◆ TASK TO CARRY OUT ◆
Omit the pictures, please, and give each record below again exactly.

--- start ---

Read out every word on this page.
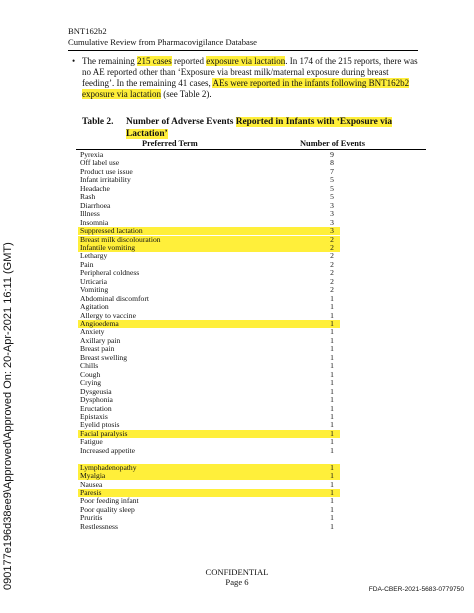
BNT162b2
Cumulative Review from Pharmacovigilance Database
• The remaining 215 cases reported exposure via lactation. In 174 of the 215 reports, there was no AE reported other than ‘Exposure via breast milk/maternal exposure during breast feeding’. In the remaining 41 cases, AEs were reported in the infants following BNT162b2 exposure via lactation (see Table 2).
Table 2.	Number of Adverse Events Reported in Infants with ‘Exposure via Lactation’
Preferred Term	Number of Events
Pyrexia	9
Off label use	8
Product use issue	7
Infant irritability	5
Headache	5
Rash	5
Diarrhoea	3
Illness	3
Insomnia	3
Suppressed lactation	3
Breast milk discolouration	2
Infantile vomiting	2
Lethargy	2
Pain	2
Peripheral coldness	2
Urticaria	2
Vomiting	2
Abdominal discomfort	1
Agitation	1
Allergy to vaccine	1
Angioedema	1
Anxiety	1
Axillary pain	1
Breast pain	1
Breast swelling	1
Chills	1
Cough	1
Crying	1
Dysgeusia	1
Dysphonia	1
Eructation	1
Epistaxis	1
Eyelid ptosis	1
Facial paralysis	1
Fatigue	1
Increased appetite	1
Lymphadenopathy	1
Myalgia	1
Nausea	1
Paresis	1
Poor feeding infant	1
Poor quality sleep	1
Pruritis	1
Restlessness	1
090177e196d38ee9\Approved\Approved On: 20-Apr-2021 16:11 (GMT)	CONFIDENTIAL
Page 6
FDA-CBER-2021-5683-0779750
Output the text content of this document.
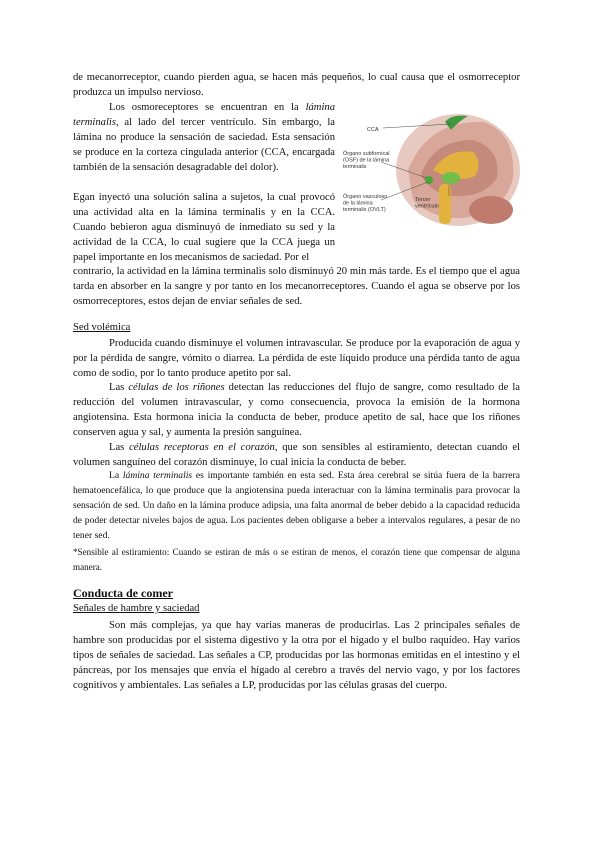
de mecanorreceptor, cuando pierden agua, se hacen más pequeños, lo cual causa que el osmorreceptor produzca un impulso nervioso.

Los osmoreceptores se encuentran en la lámina terminalis, al lado del tercer ventrículo. Sin embargo, la lámina no produce la sensación de saciedad. Esta sensación se produce en la corteza cingulada anterior (CCA, encargada también de la sensación desagradable del dolor).

Egan inyectó una solución salina a sujetos, la cual provocó una actividad alta en la lámina terminalis y en la CCA. Cuando bebieron agua disminuyó de inmediato su sed y la actividad de la CCA, lo cual sugiere que la CCA juega un papel importante en los mecanismos de saciedad. Por el

contrario, la actividad en la lámina terminalis solo disminuyó 20 min más tarde. Es el tiempo que el agua tarda en absorber en la sangre y por tanto en los mecanorreceptores. Cuando el agua se observe por los osmorreceptores, estos dejan de enviar señales de sed.

CCA
Órgano subfornical (OSF) de la lámina terminalis
Órgano vasculoso de la lámina terminalis (OVLT)
Tercer ventrículo
Sed volémica

Producida cuando disminuye el volumen intravascular. Se produce por la evaporación de agua y por la pérdida de sangre, vómito o diarrea. La pérdida de este líquido produce una pérdida tanto de agua como de sodio, por lo tanto produce apetito por sal.

Las células de los riñones detectan las reducciones del flujo de sangre, como resultado de la reducción del volumen intravascular, y como consecuencia, provoca la emisión de la hormona angiotensina. Esta hormona inicia la conducta de beber, produce apetito de sal, hace que los riñones conserven agua y sal, y aumenta la presión sanguínea.

Las células receptoras en el corazón, que son sensibles al estiramiento, detectan cuando el volumen sanguíneo del corazón disminuye, lo cual inicia la conducta de beber.

La lámina terminalis es importante también en esta sed. Esta área cerebral se sitúa fuera de la barrera hematoencefálica, lo que produce que la angiotensina pueda interactuar con la lámina terminalis para provocar la sensación de sed. Un daño en la lámina produce adipsia, una falta anormal de beber debido a la capacidad reducida de poder detectar niveles bajos de agua. Los pacientes deben obligarse a beber a intervalos regulares, a pesar de no tener sed.

*Sensible al estiramiento: Cuando se estiran de más o se estiran de menos, el corazón tiene que compensar de alguna manera.

Conducta de comer
Señales de hambre y saciedad

Son más complejas, ya que hay varias maneras de producirlas. Las 2 principales señales de hambre son producidas por el sistema digestivo y la otra por el hígado y el bulbo raquídeo. Hay varios tipos de señales de saciedad. Las señales a CP, producidas por las hormonas emitidas en el intestino y el páncreas, por los mensajes que envía el hígado al cerebro a través del nervio vago, y por los factores cognitivos y ambientales. Las señales a LP, producidas por las células grasas del cuerpo.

--- end ---

◆ TASK SOLUTION ◆
Read out every word on this page.
BNT162b2
Cumulative Review from Pharmacovigilance Database
• The remaining 215 cases reported exposure via lactation. In 174 of the 215 reports, there was no AE reported other than ‘Exposure via breast milk/maternal exposure during breast feeding’. In the remaining 41 cases, AEs were reported in the infants following BNT162b2 exposure via lactation (see Table 2).
Table 2.	Number of Adverse Events Reported in Infants with ‘Exposure via Lactation’
Preferred Term	Number of Events
Pyrexia	9
Off label use	8
Product use issue	7
Infant irritability	5
Headache	5
Rash	5
Diarrhoea	3
Illness	3
Insomnia	3
Suppressed lactation	3
Breast milk discolouration	2
Infantile vomiting	2
Lethargy	2
Pain	2
Peripheral coldness	2
Urticaria	2
Vomiting	2
Abdominal discomfort	1
Agitation	1
Allergy to vaccine	1
Angioedema	1
Anxiety	1
Axillary pain	1
Breast pain	1
Breast swelling	1
Chills	1
Cough	1
Crying	1
Dysgeusia	1
Dysphonia	1
Eructation	1
Epistaxis	1
Eyelid ptosis	1
Facial paralysis	1
Fatigue	1
Increased appetite	1
Lymphadenopathy	1
Myalgia	1
Nausea	1
Paresis	1
Poor feeding infant	1
Poor quality sleep	1
Pruritis	1
Restlessness	1
090177e196d38ee9\Approved\Approved On: 20-Apr-2021 16:11 (GMT)	CONFIDENTIAL
Page 6
FDA-CBER-2021-5683-0779750
Output the text content of this document.
de mecanorreceptor, cuando pierden agua, se hacen más pequeños, lo cual causa que el osmorreceptor produzca un impulso nervioso.

Los osmoreceptores se encuentran en la lámina terminalis, al lado del tercer ventrículo. Sin embargo, la lámina no produce la sensación de saciedad. Esta sensación se produce en la corteza cingulada anterior (CCA, encargada también de la sensación desagradable del dolor).

Egan inyectó una solución salina a sujetos, la cual provocó una actividad alta en la lámina terminalis y en la CCA. Cuando bebieron agua disminuyó de inmediato su sed y la actividad de la CCA, lo cual sugiere que la CCA juega un papel importante en los mecanismos de saciedad. Por el

contrario, la actividad en la lámina terminalis solo disminuyó 20 min más tarde. Es el tiempo que el agua tarda en absorber en la sangre y por tanto en los mecanorreceptores. Cuando el agua se observe por los osmorreceptores, estos dejan de enviar señales de sed.

CCA
Órgano subfornical (OSF) de la lámina terminalis
Órgano vasculoso de la lámina terminalis (OVLT)
Tercer ventrículo
Sed volémica

Producida cuando disminuye el volumen intravascular. Se produce por la evaporación de agua y por la pérdida de sangre, vómito o diarrea. La pérdida de este líquido produce una pérdida tanto de agua como de sodio, por lo tanto produce apetito por sal.

Las células de los riñones detectan las reducciones del flujo de sangre, como resultado de la reducción del volumen intravascular, y como consecuencia, provoca la emisión de la hormona angiotensina. Esta hormona inicia la conducta de beber, produce apetito de sal, hace que los riñones conserven agua y sal, y aumenta la presión sanguínea.

Las células receptoras en el corazón, que son sensibles al estiramiento, detectan cuando el volumen sanguíneo del corazón disminuye, lo cual inicia la conducta de beber.

La lámina terminalis es importante también en esta sed. Esta área cerebral se sitúa fuera de la barrera hematoencefálica, lo que produce que la angiotensina pueda interactuar con la lámina terminalis para provocar la sensación de sed. Un daño en la lámina produce adipsia, una falta anormal de beber debido a la capacidad reducida de poder detectar niveles bajos de agua. Los pacientes deben obligarse a beber a intervalos regulares, a pesar de no tener sed.

*Sensible al estiramiento: Cuando se estiran de más o se estiran de menos, el corazón tiene que compensar de alguna manera.

Conducta de comer
Señales de hambre y saciedad

Son más complejas, ya que hay varias maneras de producirlas. Las 2 principales señales de hambre son producidas por el sistema digestivo y la otra por el hígado y el bulbo raquídeo. Hay varios tipos de señales de saciedad. Las señales a CP, producidas por las hormonas emitidas en el intestino y el páncreas, por los mensajes que envía el hígado al cerebro a través del nervio vago, y por los factores cognitivos y ambientales. Las señales a LP, producidas por las células grasas del cuerpo.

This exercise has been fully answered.